Counting only lines that hold "this", give the total and nothing more.

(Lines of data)
^^^^^^^^
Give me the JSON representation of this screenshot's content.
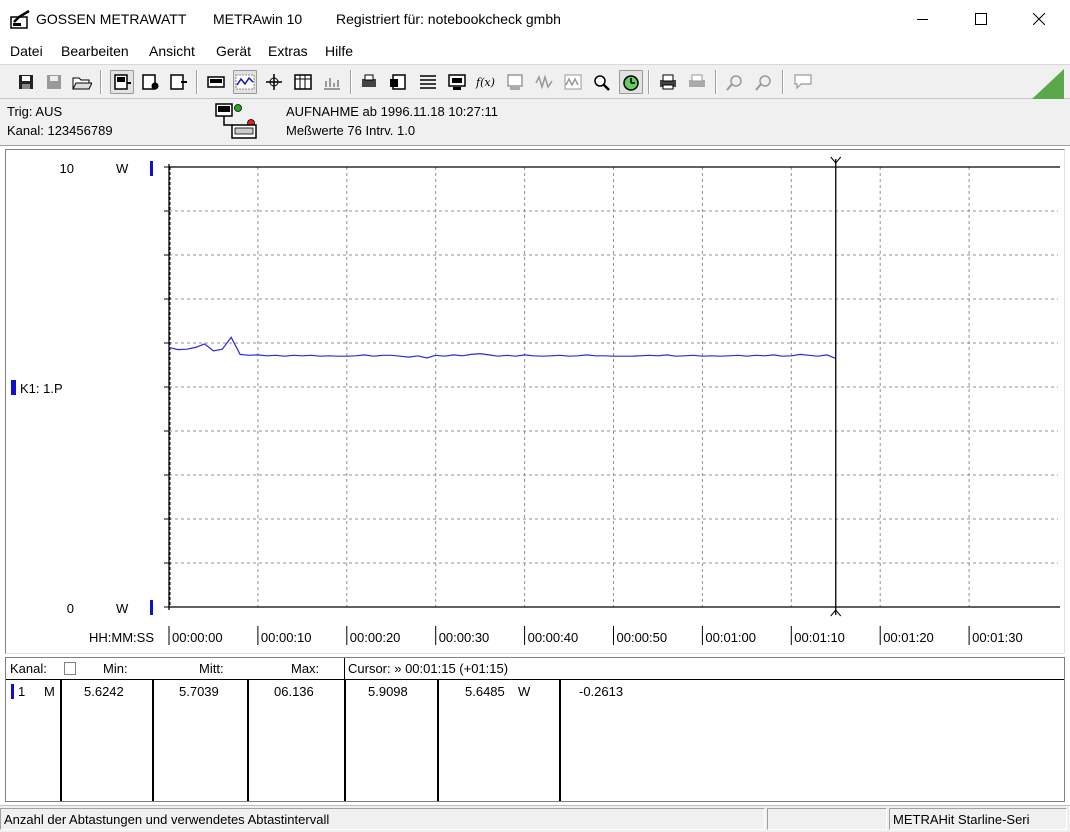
{
  "window": {
    "app_name": "GOSSEN METRAWATT",
    "product": "METRAwin 10",
    "registration": "Registriert für: notebookcheck gmbh"
  },
  "menu": {
    "datei": "Datei",
    "bearbeiten": "Bearbeiten",
    "ansicht": "Ansicht",
    "geraet": "Gerät",
    "extras": "Extras",
    "hilfe": "Hilfe"
  },
  "info": {
    "trig": "Trig: AUS",
    "kanal": "Kanal: 123456789",
    "aufnahme": "AUFNAHME ab 1996.11.18 10:27:11",
    "messwerte": "Meßwerte 76   Intrv. 1.0"
  },
  "chart_data": {
    "type": "line",
    "ylim": [
      0,
      10
    ],
    "y_top_label": "10",
    "y_bottom_label": "0",
    "y_unit": "W",
    "channel_label": "K1: 1.P",
    "x_axis_label": "HH:MM:SS",
    "x_ticks": [
      "00:00:00",
      "00:00:10",
      "00:00:20",
      "00:00:30",
      "00:00:40",
      "00:00:50",
      "00:01:00",
      "00:01:10",
      "00:01:20",
      "00:01:30"
    ],
    "x_range_seconds": [
      0,
      100
    ],
    "cursor_seconds": 75,
    "series": [
      {
        "color": "#2a2ae0",
        "x": [
          0,
          1,
          2,
          3,
          4,
          5,
          6,
          7,
          8,
          9,
          10,
          11,
          12,
          13,
          14,
          15,
          16,
          17,
          18,
          19,
          20,
          21,
          22,
          23,
          24,
          25,
          26,
          27,
          28,
          29,
          30,
          31,
          32,
          33,
          34,
          35,
          36,
          37,
          38,
          39,
          40,
          41,
          42,
          43,
          44,
          45,
          46,
          47,
          48,
          49,
          50,
          51,
          52,
          53,
          54,
          55,
          56,
          57,
          58,
          59,
          60,
          61,
          62,
          63,
          64,
          65,
          66,
          67,
          68,
          69,
          70,
          71,
          72,
          73,
          74,
          75
        ],
        "y": [
          5.9,
          5.85,
          5.86,
          5.9,
          5.98,
          5.82,
          5.86,
          6.13,
          5.74,
          5.72,
          5.73,
          5.71,
          5.72,
          5.7,
          5.72,
          5.71,
          5.72,
          5.7,
          5.71,
          5.7,
          5.7,
          5.71,
          5.73,
          5.7,
          5.72,
          5.72,
          5.7,
          5.68,
          5.71,
          5.66,
          5.72,
          5.7,
          5.73,
          5.71,
          5.74,
          5.76,
          5.73,
          5.7,
          5.72,
          5.7,
          5.73,
          5.71,
          5.7,
          5.71,
          5.72,
          5.7,
          5.71,
          5.73,
          5.71,
          5.71,
          5.7,
          5.7,
          5.7,
          5.71,
          5.72,
          5.71,
          5.73,
          5.7,
          5.71,
          5.72,
          5.7,
          5.71,
          5.7,
          5.71,
          5.72,
          5.7,
          5.72,
          5.71,
          5.73,
          5.7,
          5.71,
          5.74,
          5.72,
          5.7,
          5.73,
          5.65
        ]
      }
    ]
  },
  "table": {
    "headers": {
      "kanal": "Kanal:",
      "min": "Min:",
      "mitt": "Mitt:",
      "max": "Max:",
      "cursor": "Cursor: » 00:01:15 (+01:15)"
    },
    "row": {
      "channel": "1",
      "mode": "M",
      "min": "5.6242",
      "mitt": "5.7039",
      "max": "06.136",
      "cursor_value": "5.9098",
      "value2": "5.6485",
      "unit": "W",
      "delta": "-0.2613"
    }
  },
  "status": {
    "message": "Anzahl der Abtastungen und verwendetes Abtastintervall",
    "device": "METRAHit Starline-Seri"
  },
  "colors": {
    "series": "#2a2ae0",
    "marker": "#1010d0",
    "grip": "#5aa84a"
  }
}
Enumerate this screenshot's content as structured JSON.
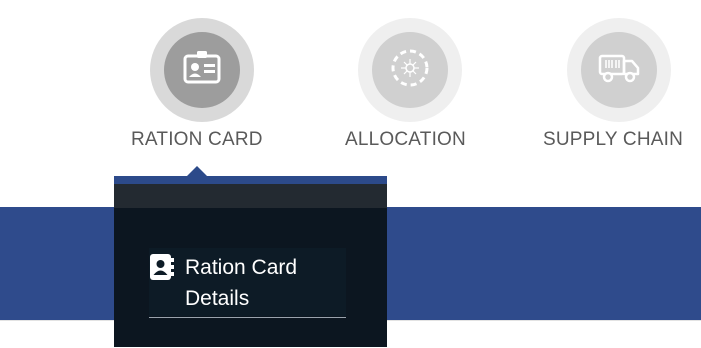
{
  "nav": {
    "items": [
      {
        "label": "RATION CARD",
        "icon": "id-badge-icon",
        "active": true
      },
      {
        "label": "ALLOCATION",
        "icon": "allocation-wheel-icon",
        "active": false
      },
      {
        "label": "SUPPLY CHAIN",
        "icon": "delivery-truck-icon",
        "active": false
      }
    ]
  },
  "dropdown": {
    "items": [
      {
        "label_line1": "Ration Card",
        "label_line2": "Details",
        "icon": "contact-book-icon"
      }
    ]
  },
  "colors": {
    "active_ring": "#dcdcdc",
    "active_fill": "#9e9e9e",
    "inactive_ring": "#eeeeee",
    "inactive_fill": "#cfcfcf",
    "band": "#2f4b8c",
    "dropdown_bg": "#0c1620"
  }
}
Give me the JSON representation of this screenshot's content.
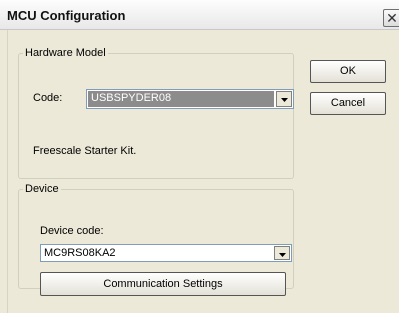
{
  "window": {
    "title": "MCU Configuration",
    "close_glyph": "✕"
  },
  "hardware_model": {
    "legend": "Hardware Model",
    "code_label": "Code:",
    "code_value": "USBSPYDER08",
    "description": "Freescale Starter Kit."
  },
  "device": {
    "legend": "Device",
    "device_code_label": "Device code:",
    "device_code_value": "MC9RS08KA2",
    "comm_settings_label": "Communication Settings"
  },
  "buttons": {
    "ok_label": "OK",
    "cancel_label": "Cancel"
  }
}
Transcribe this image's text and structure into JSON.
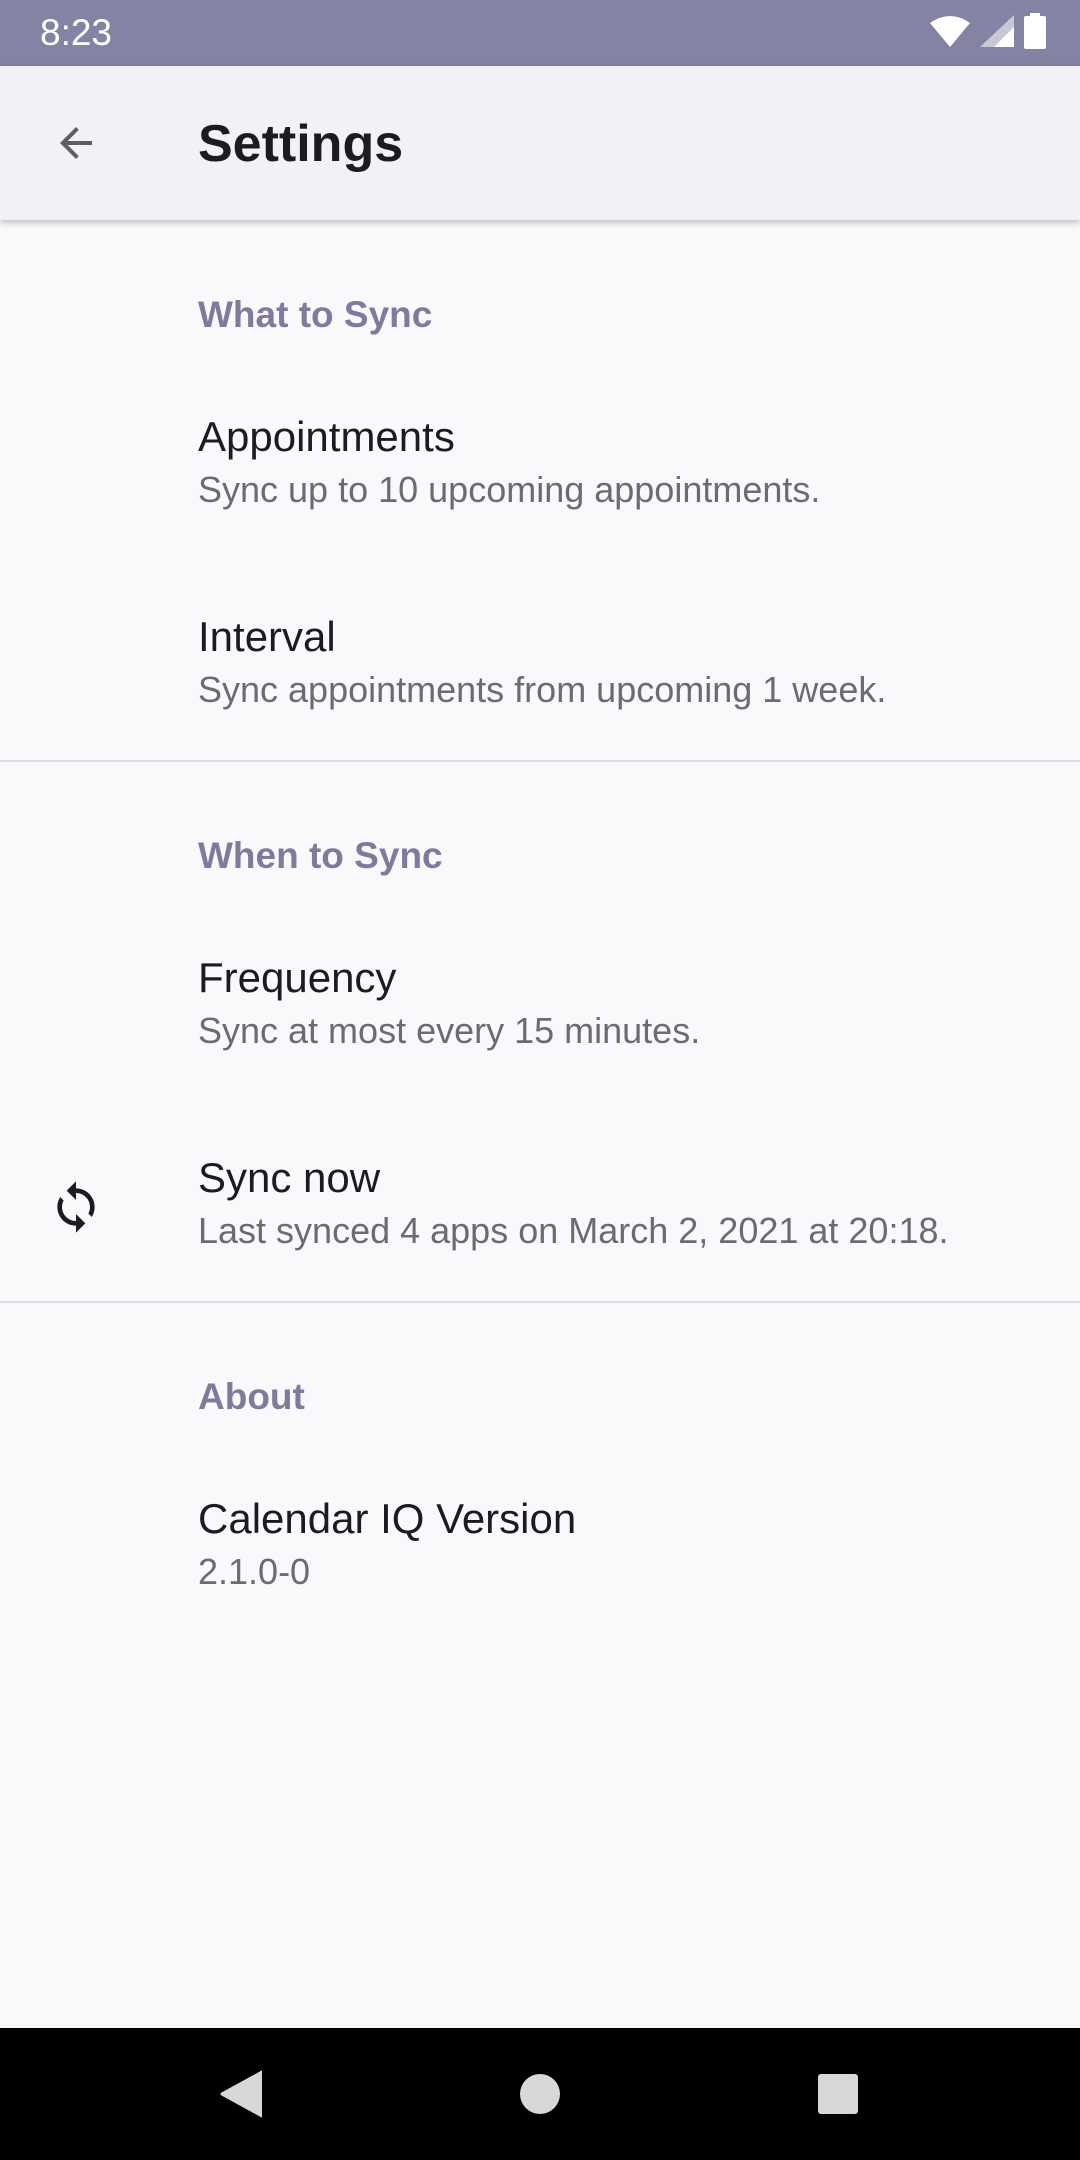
{
  "status_bar": {
    "time": "8:23",
    "icons": [
      "wifi-icon",
      "cellular-signal-icon",
      "battery-icon"
    ]
  },
  "app_bar": {
    "title": "Settings",
    "back_icon": "arrow-back-icon"
  },
  "sections": {
    "what_to_sync": {
      "header": "What to Sync",
      "appointments": {
        "title": "Appointments",
        "summary": "Sync up to 10 upcoming appointments."
      },
      "interval": {
        "title": "Interval",
        "summary": "Sync appointments from upcoming 1 week."
      }
    },
    "when_to_sync": {
      "header": "When to Sync",
      "frequency": {
        "title": "Frequency",
        "summary": "Sync at most every 15 minutes."
      },
      "sync_now": {
        "title": "Sync now",
        "summary": "Last synced 4 apps on March 2, 2021 at 20:18.",
        "icon": "sync-icon"
      }
    },
    "about": {
      "header": "About",
      "version": {
        "title": "Calendar IQ Version",
        "summary": "2.1.0-0"
      }
    }
  },
  "nav_bar": {
    "buttons": [
      "back-triangle-icon",
      "home-circle-icon",
      "recents-square-icon"
    ]
  },
  "colors": {
    "status_bar": "#8583a3",
    "app_bar": "#f2f1f6",
    "section_header": "#7e7b9c",
    "background": "#f9f9fb"
  }
}
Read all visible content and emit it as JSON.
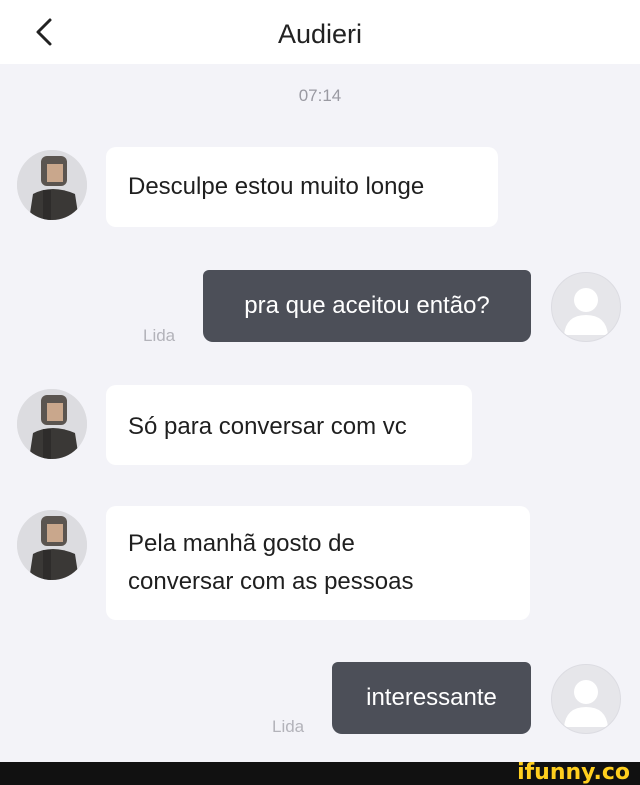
{
  "header": {
    "title": "Audieri",
    "back_icon": "chevron-left-icon"
  },
  "conversation": {
    "timestamp": "07:14",
    "read_label": "Lida",
    "messages": [
      {
        "from": "contact",
        "text": "Desculpe estou muito longe"
      },
      {
        "from": "self",
        "text": "pra que aceitou então?",
        "status": "Lida"
      },
      {
        "from": "contact",
        "text": "Só para conversar com vc"
      },
      {
        "from": "contact",
        "lines": [
          "Pela manhã gosto de",
          "conversar com as pessoas"
        ]
      },
      {
        "from": "self",
        "text": "interessante",
        "status": "Lida"
      }
    ]
  },
  "watermark": {
    "text": "ifunny.co"
  },
  "colors": {
    "background": "#f3f3f8",
    "incoming_bubble": "#ffffff",
    "outgoing_bubble": "#4c4f58",
    "read_label": "#b3b3ba",
    "watermark": "#ffcf1e"
  }
}
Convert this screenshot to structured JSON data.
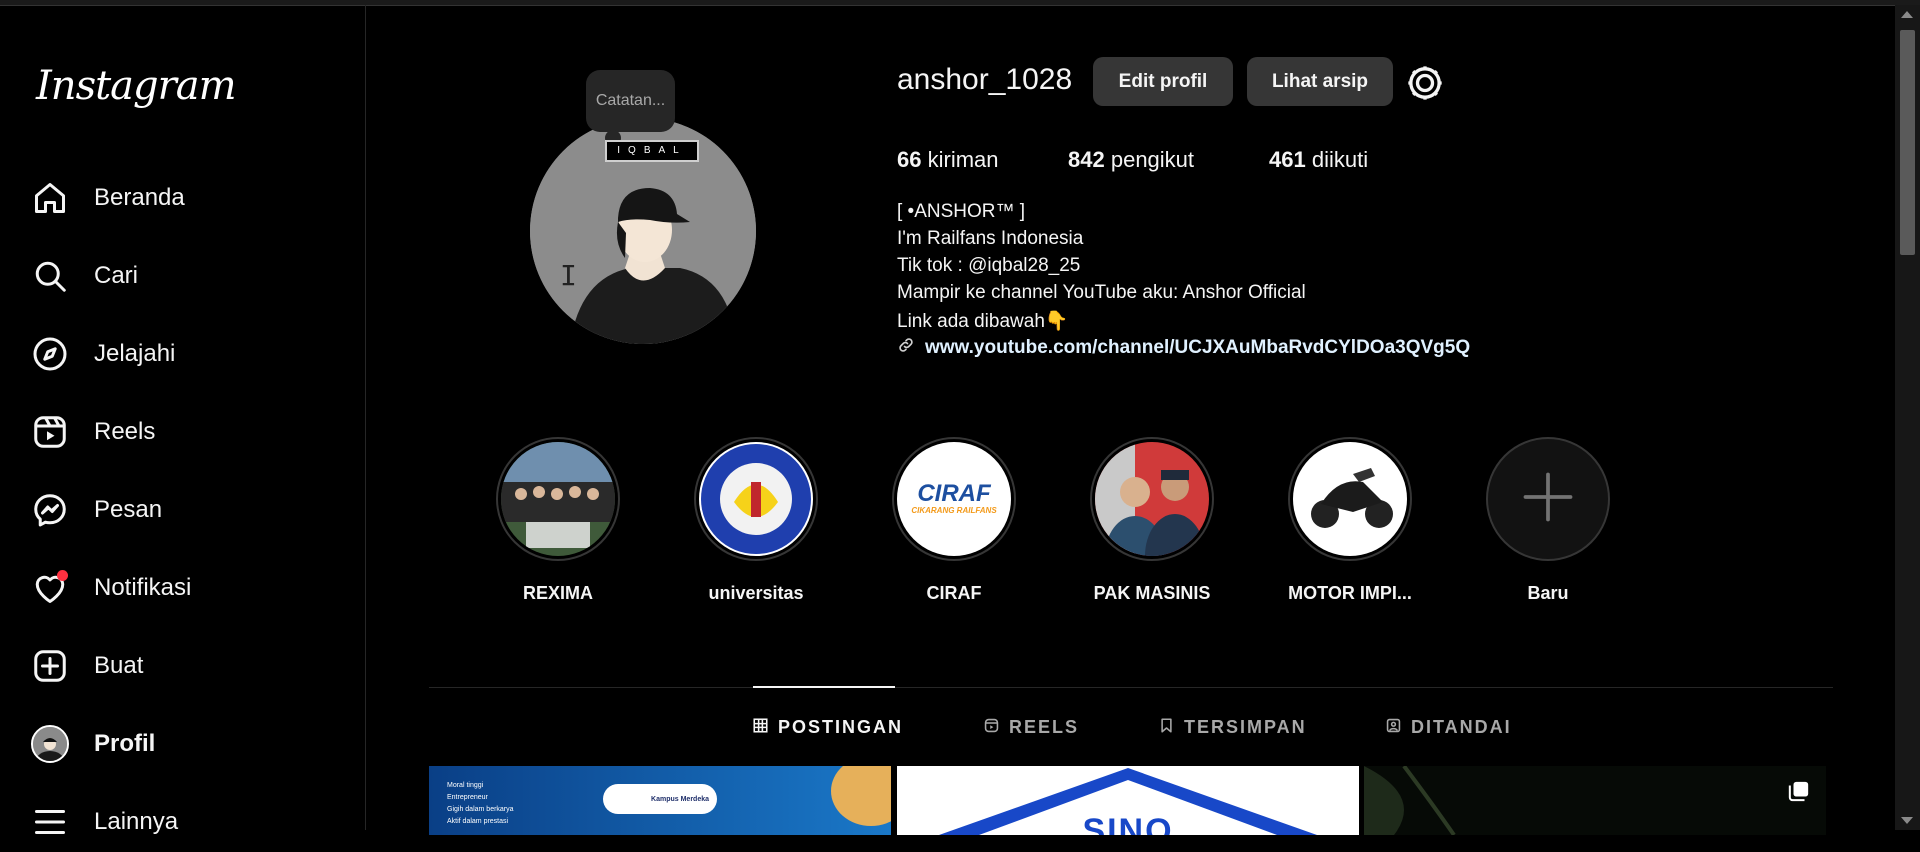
{
  "sidebar": {
    "logo": "Instagram",
    "items": [
      {
        "label": "Beranda",
        "icon": "home-icon"
      },
      {
        "label": "Cari",
        "icon": "search-icon"
      },
      {
        "label": "Jelajahi",
        "icon": "compass-icon"
      },
      {
        "label": "Reels",
        "icon": "reels-icon"
      },
      {
        "label": "Pesan",
        "icon": "messenger-icon"
      },
      {
        "label": "Notifikasi",
        "icon": "heart-icon"
      },
      {
        "label": "Buat",
        "icon": "plus-square-icon"
      },
      {
        "label": "Profil",
        "icon": "avatar"
      },
      {
        "label": "Lainnya",
        "icon": "menu-icon"
      }
    ]
  },
  "profile": {
    "note_placeholder": "Catatan...",
    "avatar_tag": "IQBAL",
    "username": "anshor_1028",
    "edit_button": "Edit profil",
    "archive_button": "Lihat arsip",
    "stats": {
      "posts_count": "66",
      "posts_label": "kiriman",
      "followers_count": "842",
      "followers_label": "pengikut",
      "following_count": "461",
      "following_label": "diikuti"
    },
    "bio": {
      "line1": "[ •ANSHOR™ ]",
      "line2": "I'm Railfans Indonesia",
      "line3": "Tik tok : @iqbal28_25",
      "line4": "Mampir ke channel YouTube aku: Anshor Official",
      "line5": "Link ada dibawah👇",
      "link": "www.youtube.com/channel/UCJXAuMbaRvdCYlDOa3QVg5Q"
    }
  },
  "highlights": [
    {
      "name": "REXIMA"
    },
    {
      "name": "universitas"
    },
    {
      "name": "CIRAF",
      "text1": "CIRAF",
      "text2": "CIKARANG RAILFANS"
    },
    {
      "name": "PAK MASINIS"
    },
    {
      "name": "MOTOR IMPI..."
    },
    {
      "name": "Baru"
    }
  ],
  "tabs": [
    {
      "label": "POSTINGAN",
      "icon": "grid-icon"
    },
    {
      "label": "REELS",
      "icon": "reels-icon"
    },
    {
      "label": "TERSIMPAN",
      "icon": "bookmark-icon"
    },
    {
      "label": "DITANDAI",
      "icon": "tagged-icon"
    }
  ],
  "posts": {
    "post1_lines": [
      "Moral tinggi",
      "Entrepreneur",
      "Gigih dalam berkarya",
      "Aktif dalam prestasi"
    ],
    "post1_badge": "Kampus Merdeka",
    "post2_text": "SINO"
  },
  "colors": {
    "background": "#000000",
    "button": "#363636",
    "notification_dot": "#ff3040",
    "link": "#e0f1ff"
  }
}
^^^^^^^^
◆ WRITTEN ANSWER: 5